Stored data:

════════

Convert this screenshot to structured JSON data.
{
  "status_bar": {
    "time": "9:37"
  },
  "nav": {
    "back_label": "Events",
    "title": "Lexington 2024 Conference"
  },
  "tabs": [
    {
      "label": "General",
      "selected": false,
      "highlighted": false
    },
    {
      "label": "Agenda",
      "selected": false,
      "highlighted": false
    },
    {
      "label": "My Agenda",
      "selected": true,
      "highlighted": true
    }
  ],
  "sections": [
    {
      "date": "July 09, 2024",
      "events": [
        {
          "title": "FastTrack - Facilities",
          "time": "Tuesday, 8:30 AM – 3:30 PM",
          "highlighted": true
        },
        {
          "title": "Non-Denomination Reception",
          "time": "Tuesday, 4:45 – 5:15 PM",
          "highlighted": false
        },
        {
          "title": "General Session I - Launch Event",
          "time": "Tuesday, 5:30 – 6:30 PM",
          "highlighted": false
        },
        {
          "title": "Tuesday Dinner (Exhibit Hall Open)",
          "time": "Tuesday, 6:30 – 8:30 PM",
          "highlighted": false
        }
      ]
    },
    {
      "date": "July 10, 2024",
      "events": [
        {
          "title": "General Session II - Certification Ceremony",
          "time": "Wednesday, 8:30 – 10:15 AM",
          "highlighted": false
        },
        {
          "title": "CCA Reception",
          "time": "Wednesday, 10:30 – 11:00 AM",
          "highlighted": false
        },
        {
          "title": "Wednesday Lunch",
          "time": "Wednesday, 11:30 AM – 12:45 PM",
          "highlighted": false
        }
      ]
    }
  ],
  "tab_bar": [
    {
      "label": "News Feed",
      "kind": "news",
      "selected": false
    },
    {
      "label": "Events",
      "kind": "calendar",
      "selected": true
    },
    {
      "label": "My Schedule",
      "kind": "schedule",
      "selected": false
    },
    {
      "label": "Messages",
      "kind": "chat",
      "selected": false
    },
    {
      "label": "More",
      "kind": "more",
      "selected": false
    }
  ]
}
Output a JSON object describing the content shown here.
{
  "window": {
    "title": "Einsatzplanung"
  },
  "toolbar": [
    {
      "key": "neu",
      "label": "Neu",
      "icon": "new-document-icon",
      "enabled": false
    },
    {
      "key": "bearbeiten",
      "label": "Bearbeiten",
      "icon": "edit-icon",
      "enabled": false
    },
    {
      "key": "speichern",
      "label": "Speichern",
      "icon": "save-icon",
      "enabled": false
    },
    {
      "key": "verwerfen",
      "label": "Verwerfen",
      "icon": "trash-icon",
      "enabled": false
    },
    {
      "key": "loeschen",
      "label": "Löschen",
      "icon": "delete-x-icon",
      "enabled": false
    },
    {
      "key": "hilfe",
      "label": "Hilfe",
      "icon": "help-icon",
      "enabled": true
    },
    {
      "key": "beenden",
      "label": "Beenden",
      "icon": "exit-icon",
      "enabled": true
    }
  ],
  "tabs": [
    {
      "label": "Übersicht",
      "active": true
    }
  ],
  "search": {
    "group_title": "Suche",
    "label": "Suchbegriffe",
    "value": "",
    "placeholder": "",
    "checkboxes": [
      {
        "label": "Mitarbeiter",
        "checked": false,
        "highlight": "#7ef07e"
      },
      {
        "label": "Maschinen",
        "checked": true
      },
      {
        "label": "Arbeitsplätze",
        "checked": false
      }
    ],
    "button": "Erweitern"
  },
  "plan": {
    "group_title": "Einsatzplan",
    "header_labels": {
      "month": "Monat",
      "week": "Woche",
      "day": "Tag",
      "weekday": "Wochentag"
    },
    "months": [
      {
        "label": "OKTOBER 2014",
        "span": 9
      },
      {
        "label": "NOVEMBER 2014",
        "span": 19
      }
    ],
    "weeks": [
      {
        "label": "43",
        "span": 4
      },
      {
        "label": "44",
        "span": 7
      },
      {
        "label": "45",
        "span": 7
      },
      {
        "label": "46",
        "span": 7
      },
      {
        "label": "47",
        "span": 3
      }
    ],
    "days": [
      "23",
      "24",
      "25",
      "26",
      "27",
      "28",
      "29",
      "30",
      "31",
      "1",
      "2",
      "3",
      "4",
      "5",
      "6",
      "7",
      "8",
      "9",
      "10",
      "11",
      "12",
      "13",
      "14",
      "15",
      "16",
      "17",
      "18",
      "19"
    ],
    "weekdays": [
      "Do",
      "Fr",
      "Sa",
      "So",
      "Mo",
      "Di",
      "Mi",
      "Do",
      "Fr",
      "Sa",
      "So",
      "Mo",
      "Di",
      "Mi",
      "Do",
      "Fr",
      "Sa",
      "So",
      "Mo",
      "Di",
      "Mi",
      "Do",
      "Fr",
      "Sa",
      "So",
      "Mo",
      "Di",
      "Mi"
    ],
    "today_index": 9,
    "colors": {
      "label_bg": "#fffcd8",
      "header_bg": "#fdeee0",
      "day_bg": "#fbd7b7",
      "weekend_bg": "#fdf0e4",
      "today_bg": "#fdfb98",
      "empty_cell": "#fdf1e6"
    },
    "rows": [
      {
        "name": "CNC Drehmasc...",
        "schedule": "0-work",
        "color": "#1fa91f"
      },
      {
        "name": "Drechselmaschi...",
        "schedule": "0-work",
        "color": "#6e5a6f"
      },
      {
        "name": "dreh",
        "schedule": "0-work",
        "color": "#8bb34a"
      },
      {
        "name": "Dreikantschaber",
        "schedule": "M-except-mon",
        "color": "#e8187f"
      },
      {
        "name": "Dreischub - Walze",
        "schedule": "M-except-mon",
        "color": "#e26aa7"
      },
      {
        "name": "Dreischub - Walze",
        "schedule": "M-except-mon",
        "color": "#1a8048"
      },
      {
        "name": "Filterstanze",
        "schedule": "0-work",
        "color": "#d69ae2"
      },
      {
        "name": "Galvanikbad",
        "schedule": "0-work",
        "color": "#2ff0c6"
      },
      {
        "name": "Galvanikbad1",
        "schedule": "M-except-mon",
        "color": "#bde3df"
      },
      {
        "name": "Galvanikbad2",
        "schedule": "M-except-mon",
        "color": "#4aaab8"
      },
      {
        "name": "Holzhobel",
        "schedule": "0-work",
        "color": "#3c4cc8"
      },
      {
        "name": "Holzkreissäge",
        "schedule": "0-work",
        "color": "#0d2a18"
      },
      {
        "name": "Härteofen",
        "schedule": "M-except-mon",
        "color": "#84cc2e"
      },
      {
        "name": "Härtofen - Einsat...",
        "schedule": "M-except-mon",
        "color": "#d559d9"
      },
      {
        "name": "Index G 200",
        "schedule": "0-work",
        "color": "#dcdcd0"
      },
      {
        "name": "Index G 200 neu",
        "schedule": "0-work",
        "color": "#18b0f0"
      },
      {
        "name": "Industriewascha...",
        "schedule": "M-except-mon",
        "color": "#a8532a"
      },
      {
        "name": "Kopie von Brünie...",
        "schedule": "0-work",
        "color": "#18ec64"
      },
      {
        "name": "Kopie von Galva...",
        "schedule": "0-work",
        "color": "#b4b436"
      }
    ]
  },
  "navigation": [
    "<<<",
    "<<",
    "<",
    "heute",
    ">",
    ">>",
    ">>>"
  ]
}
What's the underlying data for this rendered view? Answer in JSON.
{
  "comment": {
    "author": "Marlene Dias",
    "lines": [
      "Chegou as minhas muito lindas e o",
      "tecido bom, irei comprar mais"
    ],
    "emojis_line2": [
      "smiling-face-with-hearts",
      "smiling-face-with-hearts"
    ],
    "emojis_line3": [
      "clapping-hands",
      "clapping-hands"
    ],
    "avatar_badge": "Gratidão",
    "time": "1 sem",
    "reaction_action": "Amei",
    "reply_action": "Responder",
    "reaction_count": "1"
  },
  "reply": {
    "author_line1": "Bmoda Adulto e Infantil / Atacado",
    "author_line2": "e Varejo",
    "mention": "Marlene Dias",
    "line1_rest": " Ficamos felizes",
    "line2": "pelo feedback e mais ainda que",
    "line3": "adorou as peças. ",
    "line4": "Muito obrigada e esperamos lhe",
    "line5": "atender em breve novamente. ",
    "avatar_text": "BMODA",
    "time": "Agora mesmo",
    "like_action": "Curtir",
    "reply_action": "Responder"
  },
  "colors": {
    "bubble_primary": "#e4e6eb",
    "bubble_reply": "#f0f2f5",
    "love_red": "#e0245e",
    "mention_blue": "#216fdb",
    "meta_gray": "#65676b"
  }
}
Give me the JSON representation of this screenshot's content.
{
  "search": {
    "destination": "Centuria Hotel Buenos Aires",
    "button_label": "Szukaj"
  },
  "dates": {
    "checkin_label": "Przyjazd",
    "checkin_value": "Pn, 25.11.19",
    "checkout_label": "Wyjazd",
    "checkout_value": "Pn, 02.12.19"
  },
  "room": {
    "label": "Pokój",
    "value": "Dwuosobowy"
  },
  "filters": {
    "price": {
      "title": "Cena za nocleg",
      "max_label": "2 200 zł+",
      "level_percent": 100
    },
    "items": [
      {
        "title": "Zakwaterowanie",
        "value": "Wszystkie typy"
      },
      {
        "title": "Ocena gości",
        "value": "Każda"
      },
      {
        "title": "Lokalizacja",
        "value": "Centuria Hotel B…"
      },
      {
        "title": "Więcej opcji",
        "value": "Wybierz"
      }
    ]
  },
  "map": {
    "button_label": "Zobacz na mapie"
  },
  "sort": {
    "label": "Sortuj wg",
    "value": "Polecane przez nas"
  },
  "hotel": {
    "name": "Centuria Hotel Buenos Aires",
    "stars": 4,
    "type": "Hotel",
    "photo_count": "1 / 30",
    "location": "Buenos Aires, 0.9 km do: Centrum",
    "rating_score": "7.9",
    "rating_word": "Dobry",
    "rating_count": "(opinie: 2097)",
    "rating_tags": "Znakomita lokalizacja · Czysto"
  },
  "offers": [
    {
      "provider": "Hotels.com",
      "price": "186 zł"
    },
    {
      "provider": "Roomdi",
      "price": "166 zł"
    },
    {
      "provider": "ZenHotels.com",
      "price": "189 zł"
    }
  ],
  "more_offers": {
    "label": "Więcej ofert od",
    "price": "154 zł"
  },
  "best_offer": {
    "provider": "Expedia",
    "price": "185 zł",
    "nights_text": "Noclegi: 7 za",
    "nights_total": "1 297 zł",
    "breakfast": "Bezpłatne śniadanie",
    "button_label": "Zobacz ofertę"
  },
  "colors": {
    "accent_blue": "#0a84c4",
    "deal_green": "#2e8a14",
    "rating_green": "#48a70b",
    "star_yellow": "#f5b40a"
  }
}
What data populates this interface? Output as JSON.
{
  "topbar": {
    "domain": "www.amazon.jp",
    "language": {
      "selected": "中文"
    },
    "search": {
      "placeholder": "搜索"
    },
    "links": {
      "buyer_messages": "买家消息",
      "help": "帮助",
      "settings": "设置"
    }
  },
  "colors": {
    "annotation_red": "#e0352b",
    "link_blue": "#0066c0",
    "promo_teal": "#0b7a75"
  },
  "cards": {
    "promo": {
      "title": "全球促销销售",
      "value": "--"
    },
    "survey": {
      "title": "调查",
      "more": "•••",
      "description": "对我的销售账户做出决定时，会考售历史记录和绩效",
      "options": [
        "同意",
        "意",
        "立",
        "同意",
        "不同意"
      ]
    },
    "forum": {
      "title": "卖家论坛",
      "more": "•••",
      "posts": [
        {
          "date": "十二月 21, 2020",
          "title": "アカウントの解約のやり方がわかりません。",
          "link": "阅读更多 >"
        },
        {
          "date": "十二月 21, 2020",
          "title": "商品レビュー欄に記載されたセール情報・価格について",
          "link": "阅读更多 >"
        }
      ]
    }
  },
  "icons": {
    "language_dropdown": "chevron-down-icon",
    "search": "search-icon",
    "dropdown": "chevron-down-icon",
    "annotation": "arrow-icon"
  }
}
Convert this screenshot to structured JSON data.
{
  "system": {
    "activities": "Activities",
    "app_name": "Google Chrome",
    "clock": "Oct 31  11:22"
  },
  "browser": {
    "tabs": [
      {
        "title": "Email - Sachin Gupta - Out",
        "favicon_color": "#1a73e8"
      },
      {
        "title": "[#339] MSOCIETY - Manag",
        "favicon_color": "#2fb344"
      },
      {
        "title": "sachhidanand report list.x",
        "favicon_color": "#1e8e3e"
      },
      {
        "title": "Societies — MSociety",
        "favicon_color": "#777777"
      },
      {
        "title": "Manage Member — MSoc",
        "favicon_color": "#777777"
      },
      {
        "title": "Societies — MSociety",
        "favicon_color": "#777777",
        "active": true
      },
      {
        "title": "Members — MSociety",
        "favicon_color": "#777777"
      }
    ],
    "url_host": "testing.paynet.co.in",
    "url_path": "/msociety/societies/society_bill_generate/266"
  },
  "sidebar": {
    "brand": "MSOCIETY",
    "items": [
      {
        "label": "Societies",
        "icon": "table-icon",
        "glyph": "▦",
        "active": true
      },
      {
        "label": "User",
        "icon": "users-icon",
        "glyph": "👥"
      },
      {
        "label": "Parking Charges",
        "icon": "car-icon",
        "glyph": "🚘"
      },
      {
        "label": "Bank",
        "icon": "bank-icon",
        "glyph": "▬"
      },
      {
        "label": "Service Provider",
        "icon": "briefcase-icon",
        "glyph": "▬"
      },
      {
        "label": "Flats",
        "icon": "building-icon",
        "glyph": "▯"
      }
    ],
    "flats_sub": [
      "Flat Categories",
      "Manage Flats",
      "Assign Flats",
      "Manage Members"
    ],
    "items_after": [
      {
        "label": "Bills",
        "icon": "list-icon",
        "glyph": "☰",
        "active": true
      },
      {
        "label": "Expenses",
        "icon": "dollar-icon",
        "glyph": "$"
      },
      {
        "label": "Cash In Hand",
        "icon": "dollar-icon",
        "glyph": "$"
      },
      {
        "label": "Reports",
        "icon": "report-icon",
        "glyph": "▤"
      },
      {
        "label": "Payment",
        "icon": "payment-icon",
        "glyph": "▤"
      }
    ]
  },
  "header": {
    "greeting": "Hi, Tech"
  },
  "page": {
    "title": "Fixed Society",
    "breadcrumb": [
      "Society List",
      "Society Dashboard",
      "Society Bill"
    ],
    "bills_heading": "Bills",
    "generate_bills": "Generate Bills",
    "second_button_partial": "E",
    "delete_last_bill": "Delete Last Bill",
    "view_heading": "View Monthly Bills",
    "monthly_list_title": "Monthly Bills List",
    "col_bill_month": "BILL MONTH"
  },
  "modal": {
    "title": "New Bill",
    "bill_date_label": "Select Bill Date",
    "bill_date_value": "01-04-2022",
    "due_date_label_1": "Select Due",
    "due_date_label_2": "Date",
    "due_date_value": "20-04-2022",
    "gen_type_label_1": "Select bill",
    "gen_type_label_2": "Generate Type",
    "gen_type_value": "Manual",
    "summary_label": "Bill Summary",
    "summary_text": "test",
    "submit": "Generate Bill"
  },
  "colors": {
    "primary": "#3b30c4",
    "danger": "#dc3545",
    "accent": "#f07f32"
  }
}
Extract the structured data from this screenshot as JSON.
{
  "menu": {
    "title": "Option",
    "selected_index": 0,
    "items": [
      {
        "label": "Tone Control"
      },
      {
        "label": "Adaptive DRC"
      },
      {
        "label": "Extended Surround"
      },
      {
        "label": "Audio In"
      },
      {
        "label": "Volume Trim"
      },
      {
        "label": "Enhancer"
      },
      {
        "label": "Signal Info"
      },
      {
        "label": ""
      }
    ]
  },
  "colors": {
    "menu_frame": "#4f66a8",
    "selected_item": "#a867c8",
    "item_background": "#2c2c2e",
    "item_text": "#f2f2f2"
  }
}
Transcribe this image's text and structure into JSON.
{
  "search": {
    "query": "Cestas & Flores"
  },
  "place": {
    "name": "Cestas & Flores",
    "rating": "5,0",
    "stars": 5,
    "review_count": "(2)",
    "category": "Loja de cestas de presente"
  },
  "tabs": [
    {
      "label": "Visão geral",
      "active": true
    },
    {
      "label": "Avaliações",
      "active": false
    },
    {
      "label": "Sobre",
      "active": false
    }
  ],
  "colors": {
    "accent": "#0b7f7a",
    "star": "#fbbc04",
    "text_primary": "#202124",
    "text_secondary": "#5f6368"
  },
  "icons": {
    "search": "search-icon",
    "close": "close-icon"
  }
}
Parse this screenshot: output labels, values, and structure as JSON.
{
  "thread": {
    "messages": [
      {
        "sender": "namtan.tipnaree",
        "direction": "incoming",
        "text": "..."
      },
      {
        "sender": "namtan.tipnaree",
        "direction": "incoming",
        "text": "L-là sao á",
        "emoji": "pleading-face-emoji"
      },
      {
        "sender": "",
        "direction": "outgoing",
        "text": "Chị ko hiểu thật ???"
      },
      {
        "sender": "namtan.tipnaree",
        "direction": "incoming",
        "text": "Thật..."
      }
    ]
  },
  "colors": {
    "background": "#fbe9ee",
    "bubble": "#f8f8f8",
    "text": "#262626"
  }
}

════════

Direction → Repeat only the lines running from the line that contains "Parse this screenshot: output" through the last line above, inclusive.

Full answer →
Parse this screenshot: output labels, values, and structure as JSON.
{
  "thread": {
    "messages": [
      {
        "sender": "namtan.tipnaree",
        "direction": "incoming",
        "text": "..."
      },
      {
        "sender": "namtan.tipnaree",
        "direction": "incoming",
        "text": "L-là sao á",
        "emoji": "pleading-face-emoji"
      },
      {
        "sender": "",
        "direction": "outgoing",
        "text": "Chị ko hiểu thật ???"
      },
      {
        "sender": "namtan.tipnaree",
        "direction": "incoming",
        "text": "Thật..."
      }
    ]
  },
  "colors": {
    "background": "#fbe9ee",
    "bubble": "#f8f8f8",
    "text": "#262626"
  }
}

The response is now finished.